§ Challenges:
• A. Decide whether each statement agrees with the excerpt on procedural public policy below. For each, answer yes or no and quote the deciding words: (i) public procedural policy under Art. 190 (2) (e) PILA is a subsidiary guarantee; (ii) the guarantee allows a party to raise an argument falling within Art. 190 (2) (a) to (d) PILA that is inadmissible for another reason; (iii) the Appellant's challenge to the composition of the Arbitral tribunal succeeded.
• B. Write the next few sentences of the excerpt on procedural public policy below, starting right after its final sentence.

§ Selected passage:
^^^^
The Appellant’s attempt to submit the same argument to the Federal Tribunal by way of a grievance derived from an alleged breach of procedural public policy is doomed from the start. According to constant case law, public procedural policy within the meaning of Art. 190 (2) (e) PILA is only a subsidiary guarantee which can be invoked only if none of the means of recourse provided at Art. 190 (2) (a) to (d) PILA can be considered (judgment 4A_530/20116 of October 3, 2011 at 3.2). Conceived in this way the guarantee is a precautionary norm for procedural breaches which the legislature would not have considered when adopting the other parts of Art. 190 (2) PILA. It does not purport at all to enable a party to raise an argument falling within Art. 190 (2) (a) to (d) PILA yet inadmissible for another reason.


Consequently the grievance derived from the alleged breach of procedural public policy is inadmissible as well. This means that the Appellant vainly tried to challenge the composition of the Arbitral tribunal.
^^^^
§ Recorded data:

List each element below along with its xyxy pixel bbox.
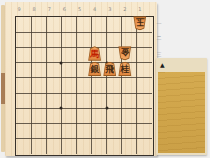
^^^^
§ Answers below:
• A.
(i) Yes: "public procedural policy within the meaning of Art. 190 (2) (e) PILA is only a subsidiary guarantee"
(ii) No: "It does not purport at all to enable a party to raise an argument falling within Art. 190 (2) (a) to (d) PILA yet inadmissible for another reason."
(iii) No: "the Appellant vainly tried to challenge the composition of the Arbitral tribunal."

• B.
In a second group of arguments the Appellant claims a violation of Art. 190 (2) (b) PILA. First of all it argues that the Arbitral tribunal should not have seized itself of the dispute again on its own initiative after the notification of the judgment of the Federal Tribunal of May 16, 2011 when no statutory or contractual basis would create its jurisdiction to issue a new award. Furthermore it argues that the Arbitral tribunal decided extra potestatem by adjudicating the issue in dispute ex aequo et bono when it was not authorized to do so by the Parties. These two grievances, the pertinence of which is challenged by the Respondent, must be examined successively.



In the award under appeal the Arbitral tribunal sets forth in details the reasons that led it to find in favor of jurisdiction to decide the issue of the absolute limitation period of the claim (p. 53 to 61, nr 236 to 251). Its demonstration appears convincing in all respects and the Appellant’s arguments to the contrary are not such as to call it in question.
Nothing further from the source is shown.